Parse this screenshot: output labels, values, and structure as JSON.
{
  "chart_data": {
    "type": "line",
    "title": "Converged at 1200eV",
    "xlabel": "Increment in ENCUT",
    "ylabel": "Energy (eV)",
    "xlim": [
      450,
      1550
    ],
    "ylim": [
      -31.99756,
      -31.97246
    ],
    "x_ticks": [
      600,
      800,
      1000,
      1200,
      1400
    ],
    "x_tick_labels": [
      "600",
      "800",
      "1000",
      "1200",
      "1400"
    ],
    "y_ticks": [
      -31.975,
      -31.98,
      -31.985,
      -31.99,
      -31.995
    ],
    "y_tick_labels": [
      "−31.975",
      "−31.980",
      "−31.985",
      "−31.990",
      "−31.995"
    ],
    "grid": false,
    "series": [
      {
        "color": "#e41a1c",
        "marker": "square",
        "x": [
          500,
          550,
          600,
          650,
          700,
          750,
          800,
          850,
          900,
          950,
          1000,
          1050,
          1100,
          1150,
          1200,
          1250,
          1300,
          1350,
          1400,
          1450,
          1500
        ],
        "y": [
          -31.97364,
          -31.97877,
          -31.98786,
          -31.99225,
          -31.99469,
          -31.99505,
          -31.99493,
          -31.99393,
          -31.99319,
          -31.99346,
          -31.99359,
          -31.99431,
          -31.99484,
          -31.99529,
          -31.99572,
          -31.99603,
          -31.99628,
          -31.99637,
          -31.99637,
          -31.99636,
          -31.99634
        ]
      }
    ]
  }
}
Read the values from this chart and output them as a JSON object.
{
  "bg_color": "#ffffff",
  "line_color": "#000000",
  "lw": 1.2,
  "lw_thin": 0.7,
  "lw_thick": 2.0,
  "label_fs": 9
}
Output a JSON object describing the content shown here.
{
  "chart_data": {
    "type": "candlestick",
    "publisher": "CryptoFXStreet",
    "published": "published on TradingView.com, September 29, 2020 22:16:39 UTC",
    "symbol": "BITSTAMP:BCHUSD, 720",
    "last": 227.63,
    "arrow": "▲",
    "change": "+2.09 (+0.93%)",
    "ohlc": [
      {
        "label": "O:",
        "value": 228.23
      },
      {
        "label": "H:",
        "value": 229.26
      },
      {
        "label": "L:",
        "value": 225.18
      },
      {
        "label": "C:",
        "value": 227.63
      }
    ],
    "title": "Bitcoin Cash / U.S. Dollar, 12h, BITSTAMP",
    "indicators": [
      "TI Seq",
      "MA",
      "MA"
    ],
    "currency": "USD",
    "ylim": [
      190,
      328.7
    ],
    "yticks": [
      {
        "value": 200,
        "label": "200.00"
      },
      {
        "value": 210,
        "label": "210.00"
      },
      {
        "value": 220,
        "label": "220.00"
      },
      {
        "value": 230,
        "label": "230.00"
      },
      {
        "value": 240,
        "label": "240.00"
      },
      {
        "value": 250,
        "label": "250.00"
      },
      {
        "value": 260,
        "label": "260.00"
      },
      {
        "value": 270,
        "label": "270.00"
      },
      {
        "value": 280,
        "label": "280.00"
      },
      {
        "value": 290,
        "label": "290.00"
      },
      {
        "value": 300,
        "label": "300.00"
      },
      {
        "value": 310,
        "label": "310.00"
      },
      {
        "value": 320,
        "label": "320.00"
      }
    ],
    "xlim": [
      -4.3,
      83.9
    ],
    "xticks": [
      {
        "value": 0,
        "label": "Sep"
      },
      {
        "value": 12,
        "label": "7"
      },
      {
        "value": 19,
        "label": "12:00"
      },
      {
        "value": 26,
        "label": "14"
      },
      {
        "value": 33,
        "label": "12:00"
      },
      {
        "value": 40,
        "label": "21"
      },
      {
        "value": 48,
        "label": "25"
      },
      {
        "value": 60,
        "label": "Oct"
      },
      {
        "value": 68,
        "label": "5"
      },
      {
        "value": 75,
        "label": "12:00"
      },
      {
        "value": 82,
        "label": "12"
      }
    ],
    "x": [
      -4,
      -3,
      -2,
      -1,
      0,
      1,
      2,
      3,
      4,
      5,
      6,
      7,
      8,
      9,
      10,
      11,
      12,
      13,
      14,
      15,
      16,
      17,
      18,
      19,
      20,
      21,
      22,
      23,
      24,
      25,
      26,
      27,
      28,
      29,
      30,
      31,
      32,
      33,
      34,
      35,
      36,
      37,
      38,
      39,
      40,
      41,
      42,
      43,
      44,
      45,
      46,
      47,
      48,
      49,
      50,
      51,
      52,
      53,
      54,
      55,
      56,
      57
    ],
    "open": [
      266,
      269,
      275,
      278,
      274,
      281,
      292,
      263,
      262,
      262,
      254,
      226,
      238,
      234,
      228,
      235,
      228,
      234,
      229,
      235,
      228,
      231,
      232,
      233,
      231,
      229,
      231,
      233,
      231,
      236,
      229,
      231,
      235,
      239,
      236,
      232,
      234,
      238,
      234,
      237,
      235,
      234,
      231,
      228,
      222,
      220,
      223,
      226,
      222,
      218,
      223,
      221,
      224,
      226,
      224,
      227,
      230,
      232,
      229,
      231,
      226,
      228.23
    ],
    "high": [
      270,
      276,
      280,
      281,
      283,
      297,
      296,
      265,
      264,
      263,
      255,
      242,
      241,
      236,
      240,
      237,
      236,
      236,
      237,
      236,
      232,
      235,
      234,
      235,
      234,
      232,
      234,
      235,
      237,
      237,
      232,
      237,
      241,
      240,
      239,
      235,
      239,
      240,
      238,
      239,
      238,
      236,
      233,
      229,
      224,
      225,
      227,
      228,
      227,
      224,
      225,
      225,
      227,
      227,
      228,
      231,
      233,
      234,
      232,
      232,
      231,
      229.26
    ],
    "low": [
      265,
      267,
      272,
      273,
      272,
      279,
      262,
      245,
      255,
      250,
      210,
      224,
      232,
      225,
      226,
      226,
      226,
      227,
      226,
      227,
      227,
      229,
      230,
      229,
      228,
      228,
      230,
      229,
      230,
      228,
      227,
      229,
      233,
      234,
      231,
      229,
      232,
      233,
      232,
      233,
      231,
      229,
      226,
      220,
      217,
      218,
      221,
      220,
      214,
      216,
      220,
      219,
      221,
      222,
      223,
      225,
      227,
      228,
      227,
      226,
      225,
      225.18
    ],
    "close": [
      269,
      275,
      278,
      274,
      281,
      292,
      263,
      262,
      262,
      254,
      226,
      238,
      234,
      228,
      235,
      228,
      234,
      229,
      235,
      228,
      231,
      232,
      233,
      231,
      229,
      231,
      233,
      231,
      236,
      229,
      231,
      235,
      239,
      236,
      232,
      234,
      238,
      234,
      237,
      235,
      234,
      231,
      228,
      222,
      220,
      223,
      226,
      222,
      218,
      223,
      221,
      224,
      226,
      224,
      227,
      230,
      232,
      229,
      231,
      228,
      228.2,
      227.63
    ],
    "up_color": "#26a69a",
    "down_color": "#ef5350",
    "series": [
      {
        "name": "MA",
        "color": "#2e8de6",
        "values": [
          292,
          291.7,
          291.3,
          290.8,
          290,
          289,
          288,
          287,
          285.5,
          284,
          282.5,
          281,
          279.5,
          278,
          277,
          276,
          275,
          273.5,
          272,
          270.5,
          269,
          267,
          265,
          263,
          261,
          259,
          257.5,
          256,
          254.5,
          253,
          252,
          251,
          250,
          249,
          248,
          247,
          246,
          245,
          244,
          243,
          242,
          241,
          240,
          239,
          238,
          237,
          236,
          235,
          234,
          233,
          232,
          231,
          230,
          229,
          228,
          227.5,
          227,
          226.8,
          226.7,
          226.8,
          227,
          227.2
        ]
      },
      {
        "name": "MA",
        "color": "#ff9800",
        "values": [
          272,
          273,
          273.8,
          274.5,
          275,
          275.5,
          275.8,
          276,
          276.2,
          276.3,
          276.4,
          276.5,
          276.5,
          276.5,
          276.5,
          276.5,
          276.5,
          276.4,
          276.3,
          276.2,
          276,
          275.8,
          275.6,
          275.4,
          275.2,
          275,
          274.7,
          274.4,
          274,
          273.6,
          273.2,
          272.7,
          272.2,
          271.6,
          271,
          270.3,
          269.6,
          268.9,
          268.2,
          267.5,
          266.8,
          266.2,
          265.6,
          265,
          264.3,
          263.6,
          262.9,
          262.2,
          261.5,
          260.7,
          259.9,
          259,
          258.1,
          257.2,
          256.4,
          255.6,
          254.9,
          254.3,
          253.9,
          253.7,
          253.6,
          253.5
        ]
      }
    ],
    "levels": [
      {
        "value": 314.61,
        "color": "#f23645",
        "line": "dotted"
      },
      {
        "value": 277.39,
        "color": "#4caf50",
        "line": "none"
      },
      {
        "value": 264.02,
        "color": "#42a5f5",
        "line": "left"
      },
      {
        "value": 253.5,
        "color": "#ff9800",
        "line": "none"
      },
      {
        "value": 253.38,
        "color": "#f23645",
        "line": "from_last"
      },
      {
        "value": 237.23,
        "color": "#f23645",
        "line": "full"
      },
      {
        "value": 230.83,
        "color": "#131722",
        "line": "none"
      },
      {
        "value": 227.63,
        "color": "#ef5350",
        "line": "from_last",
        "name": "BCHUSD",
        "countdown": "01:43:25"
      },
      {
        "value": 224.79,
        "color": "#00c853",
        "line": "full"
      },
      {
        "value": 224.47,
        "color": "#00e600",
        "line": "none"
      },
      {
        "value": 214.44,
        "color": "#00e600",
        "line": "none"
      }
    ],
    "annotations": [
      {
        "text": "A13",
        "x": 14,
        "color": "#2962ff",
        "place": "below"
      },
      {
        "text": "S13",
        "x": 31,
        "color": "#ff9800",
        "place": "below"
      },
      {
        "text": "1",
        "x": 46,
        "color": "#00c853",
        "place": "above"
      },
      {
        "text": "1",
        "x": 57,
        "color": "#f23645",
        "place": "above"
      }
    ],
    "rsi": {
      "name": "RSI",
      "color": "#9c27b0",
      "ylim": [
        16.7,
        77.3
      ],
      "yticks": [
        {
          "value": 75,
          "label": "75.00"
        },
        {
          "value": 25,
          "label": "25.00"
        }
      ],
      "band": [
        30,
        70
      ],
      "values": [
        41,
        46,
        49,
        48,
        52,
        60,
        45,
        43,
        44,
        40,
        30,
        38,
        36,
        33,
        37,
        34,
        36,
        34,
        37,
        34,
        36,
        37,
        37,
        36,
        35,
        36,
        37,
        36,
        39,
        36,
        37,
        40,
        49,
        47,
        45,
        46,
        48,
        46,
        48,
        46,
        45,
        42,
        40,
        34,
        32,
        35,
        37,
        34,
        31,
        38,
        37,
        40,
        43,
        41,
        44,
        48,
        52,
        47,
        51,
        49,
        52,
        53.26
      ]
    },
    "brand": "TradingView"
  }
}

——————

INSTRUCTIONS TO FOLLOW:
Scan the records above and report how many lines include the word "this", without any other text.

THE OUTPUT:
2